→ **INPUT DATA**

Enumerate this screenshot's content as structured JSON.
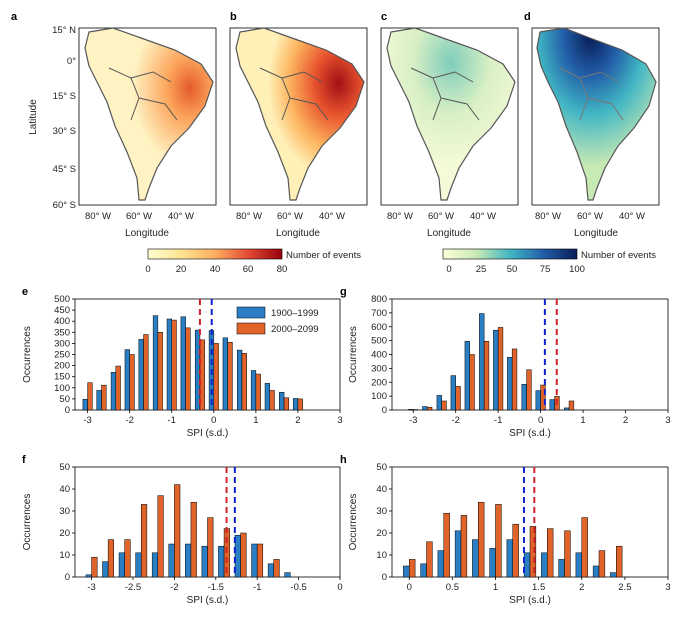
{
  "maps": {
    "panels": [
      "a",
      "b",
      "c",
      "d"
    ],
    "lat_ticks": [
      "15° N",
      "0°",
      "15° S",
      "30° S",
      "45° S",
      "60° S"
    ],
    "lon_ticks": [
      "80° W",
      "60° W",
      "40° W"
    ],
    "ylabel": "Latitude",
    "xlabel": "Longitude",
    "colorbar_left": {
      "ticks": [
        "0",
        "20",
        "40",
        "60",
        "80"
      ],
      "label": "Number of events"
    },
    "colorbar_right": {
      "ticks": [
        "0",
        "25",
        "50",
        "75",
        "100"
      ],
      "label": "Number of events"
    }
  },
  "colors": {
    "blue": "#2a7fc4",
    "orange": "#e0642a",
    "red_dash": "#d0202a",
    "blue_dash": "#1020d0"
  },
  "legend": [
    "1900–1999",
    "2000–2099"
  ],
  "chart_data": [
    {
      "panel": "e",
      "type": "bar",
      "xlabel": "SPI (s.d.)",
      "ylabel": "Occurrences",
      "xlim": [
        -3.3,
        3
      ],
      "ylim": [
        0,
        500
      ],
      "xticks": [
        -3,
        -2,
        -1,
        0,
        1,
        2,
        3
      ],
      "yticks": [
        0,
        50,
        100,
        150,
        200,
        250,
        300,
        350,
        400,
        450,
        500
      ],
      "x": [
        -3,
        -2.67,
        -2.33,
        -2,
        -1.67,
        -1.33,
        -1,
        -0.67,
        -0.33,
        0,
        0.33,
        0.67,
        1,
        1.33,
        1.67,
        2,
        2.33
      ],
      "series": [
        {
          "name": "1900–1999",
          "values": [
            48,
            88,
            170,
            272,
            318,
            425,
            410,
            420,
            360,
            358,
            325,
            270,
            178,
            120,
            80,
            52,
            0
          ]
        },
        {
          "name": "2000–2099",
          "values": [
            123,
            112,
            198,
            250,
            340,
            350,
            405,
            370,
            316,
            300,
            305,
            255,
            162,
            88,
            55,
            50,
            0
          ]
        }
      ],
      "vlines": [
        {
          "x": -0.33,
          "color": "red"
        },
        {
          "x": -0.05,
          "color": "blue"
        }
      ],
      "legend": true
    },
    {
      "panel": "g",
      "type": "bar",
      "xlabel": "SPI (s.d.)",
      "ylabel": "Occurrences",
      "xlim": [
        -3.5,
        3
      ],
      "ylim": [
        0,
        800
      ],
      "xticks": [
        -3,
        -2,
        -1,
        0,
        1,
        2,
        3
      ],
      "yticks": [
        0,
        100,
        200,
        300,
        400,
        500,
        600,
        700,
        800
      ],
      "x": [
        -3,
        -2.67,
        -2.33,
        -2,
        -1.67,
        -1.33,
        -1,
        -0.67,
        -0.33,
        0,
        0.33,
        0.67,
        1,
        1.33,
        1.67,
        2,
        2.33
      ],
      "series": [
        {
          "name": "1900–1999",
          "values": [
            5,
            25,
            105,
            248,
            495,
            695,
            575,
            380,
            185,
            140,
            75,
            15,
            0,
            0,
            0,
            0,
            0
          ]
        },
        {
          "name": "2000–2099",
          "values": [
            3,
            20,
            65,
            170,
            400,
            495,
            595,
            440,
            290,
            180,
            98,
            65,
            0,
            0,
            0,
            0,
            0
          ]
        }
      ],
      "vlines": [
        {
          "x": 0.1,
          "color": "blue"
        },
        {
          "x": 0.38,
          "color": "red"
        }
      ],
      "legend": false
    },
    {
      "panel": "f",
      "type": "bar",
      "xlabel": "SPI (s.d.)",
      "ylabel": "Occurrences",
      "xlim": [
        -3.2,
        0
      ],
      "ylim": [
        0,
        50
      ],
      "xticks": [
        -3.0,
        -2.5,
        -2.0,
        -1.5,
        -1.0,
        -0.5,
        0
      ],
      "yticks": [
        0,
        10,
        20,
        30,
        40,
        50
      ],
      "x": [
        -3.0,
        -2.8,
        -2.6,
        -2.4,
        -2.2,
        -2.0,
        -1.8,
        -1.6,
        -1.4,
        -1.2,
        -1.0,
        -0.8,
        -0.6,
        -0.4
      ],
      "series": [
        {
          "name": "1900–1999",
          "values": [
            1,
            7,
            11,
            11,
            11,
            15,
            15,
            14,
            14,
            19,
            15,
            6,
            2,
            0
          ]
        },
        {
          "name": "2000–2099",
          "values": [
            9,
            17,
            17,
            33,
            37,
            42,
            34,
            27,
            22,
            20,
            15,
            8,
            0,
            0
          ]
        }
      ],
      "vlines": [
        {
          "x": -1.37,
          "color": "red"
        },
        {
          "x": -1.27,
          "color": "blue"
        }
      ],
      "legend": false
    },
    {
      "panel": "h",
      "type": "bar",
      "xlabel": "SPI (s.d.)",
      "ylabel": "Occurrences",
      "xlim": [
        -0.2,
        3.0
      ],
      "ylim": [
        0,
        50
      ],
      "xticks": [
        0,
        0.5,
        1.0,
        1.5,
        2.0,
        2.5,
        3.0
      ],
      "yticks": [
        0,
        10,
        20,
        30,
        40,
        50
      ],
      "x": [
        0,
        0.2,
        0.4,
        0.6,
        0.8,
        1.0,
        1.2,
        1.4,
        1.6,
        1.8,
        2.0,
        2.2,
        2.4,
        2.6
      ],
      "series": [
        {
          "name": "1900–1999",
          "values": [
            5,
            6,
            12,
            21,
            17,
            13,
            17,
            11,
            11,
            8,
            11,
            5,
            2,
            0
          ]
        },
        {
          "name": "2000–2099",
          "values": [
            8,
            16,
            29,
            28,
            34,
            33,
            24,
            23,
            22,
            21,
            27,
            12,
            14,
            0
          ]
        }
      ],
      "vlines": [
        {
          "x": 1.33,
          "color": "blue"
        },
        {
          "x": 1.45,
          "color": "red"
        }
      ],
      "legend": false
    }
  ]
}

→ **EXERCISE DESCRIPTION**
Print the complete listing exactly, apart from any pictures.

→ **THE SOLUTION**
Enumerate this screenshot's content as structured JSON.
{
  "maps": {
    "panels": [
      "a",
      "b",
      "c",
      "d"
    ],
    "lat_ticks": [
      "15° N",
      "0°",
      "15° S",
      "30° S",
      "45° S",
      "60° S"
    ],
    "lon_ticks": [
      "80° W",
      "60° W",
      "40° W"
    ],
    "ylabel": "Latitude",
    "xlabel": "Longitude",
    "colorbar_left": {
      "ticks": [
        "0",
        "20",
        "40",
        "60",
        "80"
      ],
      "label": "Number of events"
    },
    "colorbar_right": {
      "ticks": [
        "0",
        "25",
        "50",
        "75",
        "100"
      ],
      "label": "Number of events"
    }
  },
  "colors": {
    "blue": "#2a7fc4",
    "orange": "#e0642a",
    "red_dash": "#d0202a",
    "blue_dash": "#1020d0"
  },
  "legend": [
    "1900–1999",
    "2000–2099"
  ],
  "chart_data": [
    {
      "panel": "e",
      "type": "bar",
      "xlabel": "SPI (s.d.)",
      "ylabel": "Occurrences",
      "xlim": [
        -3.3,
        3
      ],
      "ylim": [
        0,
        500
      ],
      "xticks": [
        -3,
        -2,
        -1,
        0,
        1,
        2,
        3
      ],
      "yticks": [
        0,
        50,
        100,
        150,
        200,
        250,
        300,
        350,
        400,
        450,
        500
      ],
      "x": [
        -3,
        -2.67,
        -2.33,
        -2,
        -1.67,
        -1.33,
        -1,
        -0.67,
        -0.33,
        0,
        0.33,
        0.67,
        1,
        1.33,
        1.67,
        2,
        2.33
      ],
      "series": [
        {
          "name": "1900–1999",
          "values": [
            48,
            88,
            170,
            272,
            318,
            425,
            410,
            420,
            360,
            358,
            325,
            270,
            178,
            120,
            80,
            52,
            0
          ]
        },
        {
          "name": "2000–2099",
          "values": [
            123,
            112,
            198,
            250,
            340,
            350,
            405,
            370,
            316,
            300,
            305,
            255,
            162,
            88,
            55,
            50,
            0
          ]
        }
      ],
      "vlines": [
        {
          "x": -0.33,
          "color": "red"
        },
        {
          "x": -0.05,
          "color": "blue"
        }
      ],
      "legend": true
    },
    {
      "panel": "g",
      "type": "bar",
      "xlabel": "SPI (s.d.)",
      "ylabel": "Occurrences",
      "xlim": [
        -3.5,
        3
      ],
      "ylim": [
        0,
        800
      ],
      "xticks": [
        -3,
        -2,
        -1,
        0,
        1,
        2,
        3
      ],
      "yticks": [
        0,
        100,
        200,
        300,
        400,
        500,
        600,
        700,
        800
      ],
      "x": [
        -3,
        -2.67,
        -2.33,
        -2,
        -1.67,
        -1.33,
        -1,
        -0.67,
        -0.33,
        0,
        0.33,
        0.67,
        1,
        1.33,
        1.67,
        2,
        2.33
      ],
      "series": [
        {
          "name": "1900–1999",
          "values": [
            5,
            25,
            105,
            248,
            495,
            695,
            575,
            380,
            185,
            140,
            75,
            15,
            0,
            0,
            0,
            0,
            0
          ]
        },
        {
          "name": "2000–2099",
          "values": [
            3,
            20,
            65,
            170,
            400,
            495,
            595,
            440,
            290,
            180,
            98,
            65,
            0,
            0,
            0,
            0,
            0
          ]
        }
      ],
      "vlines": [
        {
          "x": 0.1,
          "color": "blue"
        },
        {
          "x": 0.38,
          "color": "red"
        }
      ],
      "legend": false
    },
    {
      "panel": "f",
      "type": "bar",
      "xlabel": "SPI (s.d.)",
      "ylabel": "Occurrences",
      "xlim": [
        -3.2,
        0
      ],
      "ylim": [
        0,
        50
      ],
      "xticks": [
        -3.0,
        -2.5,
        -2.0,
        -1.5,
        -1.0,
        -0.5,
        0
      ],
      "yticks": [
        0,
        10,
        20,
        30,
        40,
        50
      ],
      "x": [
        -3.0,
        -2.8,
        -2.6,
        -2.4,
        -2.2,
        -2.0,
        -1.8,
        -1.6,
        -1.4,
        -1.2,
        -1.0,
        -0.8,
        -0.6,
        -0.4
      ],
      "series": [
        {
          "name": "1900–1999",
          "values": [
            1,
            7,
            11,
            11,
            11,
            15,
            15,
            14,
            14,
            19,
            15,
            6,
            2,
            0
          ]
        },
        {
          "name": "2000–2099",
          "values": [
            9,
            17,
            17,
            33,
            37,
            42,
            34,
            27,
            22,
            20,
            15,
            8,
            0,
            0
          ]
        }
      ],
      "vlines": [
        {
          "x": -1.37,
          "color": "red"
        },
        {
          "x": -1.27,
          "color": "blue"
        }
      ],
      "legend": false
    },
    {
      "panel": "h",
      "type": "bar",
      "xlabel": "SPI (s.d.)",
      "ylabel": "Occurrences",
      "xlim": [
        -0.2,
        3.0
      ],
      "ylim": [
        0,
        50
      ],
      "xticks": [
        0,
        0.5,
        1.0,
        1.5,
        2.0,
        2.5,
        3.0
      ],
      "yticks": [
        0,
        10,
        20,
        30,
        40,
        50
      ],
      "x": [
        0,
        0.2,
        0.4,
        0.6,
        0.8,
        1.0,
        1.2,
        1.4,
        1.6,
        1.8,
        2.0,
        2.2,
        2.4,
        2.6
      ],
      "series": [
        {
          "name": "1900–1999",
          "values": [
            5,
            6,
            12,
            21,
            17,
            13,
            17,
            11,
            11,
            8,
            11,
            5,
            2,
            0
          ]
        },
        {
          "name": "2000–2099",
          "values": [
            8,
            16,
            29,
            28,
            34,
            33,
            24,
            23,
            22,
            21,
            27,
            12,
            14,
            0
          ]
        }
      ],
      "vlines": [
        {
          "x": 1.33,
          "color": "blue"
        },
        {
          "x": 1.45,
          "color": "red"
        }
      ],
      "legend": false
    }
  ]
}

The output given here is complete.